Your objective - All records are to be retyped faithfully and completely.

Listed records -
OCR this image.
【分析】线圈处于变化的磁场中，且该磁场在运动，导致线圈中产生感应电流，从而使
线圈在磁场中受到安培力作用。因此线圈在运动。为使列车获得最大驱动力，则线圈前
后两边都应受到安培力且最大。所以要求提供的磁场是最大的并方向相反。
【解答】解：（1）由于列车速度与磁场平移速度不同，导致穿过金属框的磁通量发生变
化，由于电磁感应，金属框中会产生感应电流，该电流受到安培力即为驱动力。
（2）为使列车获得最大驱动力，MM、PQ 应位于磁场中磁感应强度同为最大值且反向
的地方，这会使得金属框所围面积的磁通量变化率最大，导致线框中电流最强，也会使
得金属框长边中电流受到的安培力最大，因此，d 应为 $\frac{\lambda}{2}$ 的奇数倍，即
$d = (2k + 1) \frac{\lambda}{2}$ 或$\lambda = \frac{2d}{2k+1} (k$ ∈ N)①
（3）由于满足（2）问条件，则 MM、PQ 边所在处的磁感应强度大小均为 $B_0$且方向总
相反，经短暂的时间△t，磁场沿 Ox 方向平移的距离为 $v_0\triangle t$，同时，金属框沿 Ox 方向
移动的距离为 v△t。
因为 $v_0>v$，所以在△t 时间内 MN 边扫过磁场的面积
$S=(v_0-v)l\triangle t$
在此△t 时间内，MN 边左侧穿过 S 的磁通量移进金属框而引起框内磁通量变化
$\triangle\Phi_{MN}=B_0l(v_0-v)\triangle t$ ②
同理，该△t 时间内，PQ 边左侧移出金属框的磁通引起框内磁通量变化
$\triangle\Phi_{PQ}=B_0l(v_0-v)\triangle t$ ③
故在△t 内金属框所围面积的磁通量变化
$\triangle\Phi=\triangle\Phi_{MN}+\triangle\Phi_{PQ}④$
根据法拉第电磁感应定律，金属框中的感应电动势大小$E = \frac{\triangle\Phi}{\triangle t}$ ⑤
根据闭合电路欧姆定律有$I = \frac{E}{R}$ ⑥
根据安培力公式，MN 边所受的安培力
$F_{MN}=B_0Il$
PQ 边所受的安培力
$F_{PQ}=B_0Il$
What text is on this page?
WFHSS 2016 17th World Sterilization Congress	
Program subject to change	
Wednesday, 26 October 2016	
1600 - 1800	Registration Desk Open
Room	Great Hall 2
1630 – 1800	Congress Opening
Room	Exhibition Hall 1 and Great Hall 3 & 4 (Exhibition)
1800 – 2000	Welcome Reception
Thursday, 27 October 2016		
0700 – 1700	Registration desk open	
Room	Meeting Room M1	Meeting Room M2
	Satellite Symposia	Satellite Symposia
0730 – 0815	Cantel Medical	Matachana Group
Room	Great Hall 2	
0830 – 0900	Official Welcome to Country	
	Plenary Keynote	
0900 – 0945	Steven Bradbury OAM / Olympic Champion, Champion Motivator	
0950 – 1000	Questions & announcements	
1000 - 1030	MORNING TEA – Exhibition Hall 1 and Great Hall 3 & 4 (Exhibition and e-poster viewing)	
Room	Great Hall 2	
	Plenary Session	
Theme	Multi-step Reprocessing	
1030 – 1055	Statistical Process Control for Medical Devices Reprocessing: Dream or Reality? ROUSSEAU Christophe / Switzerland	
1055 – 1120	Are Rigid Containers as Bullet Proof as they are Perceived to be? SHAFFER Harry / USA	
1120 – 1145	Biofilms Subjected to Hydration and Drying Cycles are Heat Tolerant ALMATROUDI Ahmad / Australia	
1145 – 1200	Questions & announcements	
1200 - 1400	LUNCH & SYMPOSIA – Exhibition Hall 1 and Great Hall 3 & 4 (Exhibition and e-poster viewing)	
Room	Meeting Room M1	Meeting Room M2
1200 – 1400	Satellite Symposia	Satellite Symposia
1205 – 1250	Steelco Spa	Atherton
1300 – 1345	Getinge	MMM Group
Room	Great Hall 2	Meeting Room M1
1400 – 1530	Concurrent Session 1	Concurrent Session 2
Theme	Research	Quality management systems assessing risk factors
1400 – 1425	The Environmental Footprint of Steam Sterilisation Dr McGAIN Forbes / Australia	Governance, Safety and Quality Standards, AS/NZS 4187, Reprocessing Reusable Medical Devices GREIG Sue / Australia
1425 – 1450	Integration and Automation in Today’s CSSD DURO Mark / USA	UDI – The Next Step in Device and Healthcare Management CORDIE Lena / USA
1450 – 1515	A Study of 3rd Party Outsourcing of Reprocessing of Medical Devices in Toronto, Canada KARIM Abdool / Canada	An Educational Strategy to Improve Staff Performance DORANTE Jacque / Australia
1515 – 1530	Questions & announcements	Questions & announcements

Solution to this problem -
OCR this image.
【分析】线圈处于变化的磁场中，且该磁场在运动，导致线圈中产生感应电流，从而使
线圈在磁场中受到安培力作用。因此线圈在运动。为使列车获得最大驱动力，则线圈前
后两边都应受到安培力且最大。所以要求提供的磁场是最大的并方向相反。
【解答】解：（1）由于列车速度与磁场平移速度不同，导致穿过金属框的磁通量发生变
化，由于电磁感应，金属框中会产生感应电流，该电流受到安培力即为驱动力。
（2）为使列车获得最大驱动力，MM、PQ 应位于磁场中磁感应强度同为最大值且反向
的地方，这会使得金属框所围面积的磁通量变化率最大，导致线框中电流最强，也会使
得金属框长边中电流受到的安培力最大，因此，d 应为 $\frac{\lambda}{2}$ 的奇数倍，即
$d = (2k + 1) \frac{\lambda}{2}$ 或$\lambda = \frac{2d}{2k+1} (k$ ∈ N)①
（3）由于满足（2）问条件，则 MM、PQ 边所在处的磁感应强度大小均为 $B_0$且方向总
相反，经短暂的时间△t，磁场沿 Ox 方向平移的距离为 $v_0\triangle t$，同时，金属框沿 Ox 方向
移动的距离为 v△t。
因为 $v_0>v$，所以在△t 时间内 MN 边扫过磁场的面积
$S=(v_0-v)l\triangle t$
在此△t 时间内，MN 边左侧穿过 S 的磁通量移进金属框而引起框内磁通量变化
$\triangle\Phi_{MN}=B_0l(v_0-v)\triangle t$ ②
同理，该△t 时间内，PQ 边左侧移出金属框的磁通引起框内磁通量变化
$\triangle\Phi_{PQ}=B_0l(v_0-v)\triangle t$ ③
故在△t 内金属框所围面积的磁通量变化
$\triangle\Phi=\triangle\Phi_{MN}+\triangle\Phi_{PQ}④$
根据法拉第电磁感应定律，金属框中的感应电动势大小$E = \frac{\triangle\Phi}{\triangle t}$ ⑤
根据闭合电路欧姆定律有$I = \frac{E}{R}$ ⑥
根据安培力公式，MN 边所受的安培力
$F_{MN}=B_0Il$
PQ 边所受的安培力
$F_{PQ}=B_0Il$
What text is on this page?
WFHSS 2016 17th World Sterilization Congress	
Program subject to change	
Wednesday, 26 October 2016	
1600 - 1800	Registration Desk Open
Room	Great Hall 2
1630 – 1800	Congress Opening
Room	Exhibition Hall 1 and Great Hall 3 & 4 (Exhibition)
1800 – 2000	Welcome Reception
Thursday, 27 October 2016		
0700 – 1700	Registration desk open	
Room	Meeting Room M1	Meeting Room M2
	Satellite Symposia	Satellite Symposia
0730 – 0815	Cantel Medical	Matachana Group
Room	Great Hall 2	
0830 – 0900	Official Welcome to Country	
	Plenary Keynote	
0900 – 0945	Steven Bradbury OAM / Olympic Champion, Champion Motivator	
0950 – 1000	Questions & announcements	
1000 - 1030	MORNING TEA – Exhibition Hall 1 and Great Hall 3 & 4 (Exhibition and e-poster viewing)	
Room	Great Hall 2	
	Plenary Session	
Theme	Multi-step Reprocessing	
1030 – 1055	Statistical Process Control for Medical Devices Reprocessing: Dream or Reality? ROUSSEAU Christophe / Switzerland	
1055 – 1120	Are Rigid Containers as Bullet Proof as they are Perceived to be? SHAFFER Harry / USA	
1120 – 1145	Biofilms Subjected to Hydration and Drying Cycles are Heat Tolerant ALMATROUDI Ahmad / Australia	
1145 – 1200	Questions & announcements	
1200 - 1400	LUNCH & SYMPOSIA – Exhibition Hall 1 and Great Hall 3 & 4 (Exhibition and e-poster viewing)	
Room	Meeting Room M1	Meeting Room M2
1200 – 1400	Satellite Symposia	Satellite Symposia
1205 – 1250	Steelco Spa	Atherton
1300 – 1345	Getinge	MMM Group
Room	Great Hall 2	Meeting Room M1
1400 – 1530	Concurrent Session 1	Concurrent Session 2
Theme	Research	Quality management systems assessing risk factors
1400 – 1425	The Environmental Footprint of Steam Sterilisation Dr McGAIN Forbes / Australia	Governance, Safety and Quality Standards, AS/NZS 4187, Reprocessing Reusable Medical Devices GREIG Sue / Australia
1425 – 1450	Integration and Automation in Today’s CSSD DURO Mark / USA	UDI – The Next Step in Device and Healthcare Management CORDIE Lena / USA
1450 – 1515	A Study of 3rd Party Outsourcing of Reprocessing of Medical Devices in Toronto, Canada KARIM Abdool / Canada	An Educational Strategy to Improve Staff Performance DORANTE Jacque / Australia
1515 – 1530	Questions & announcements	Questions & announcements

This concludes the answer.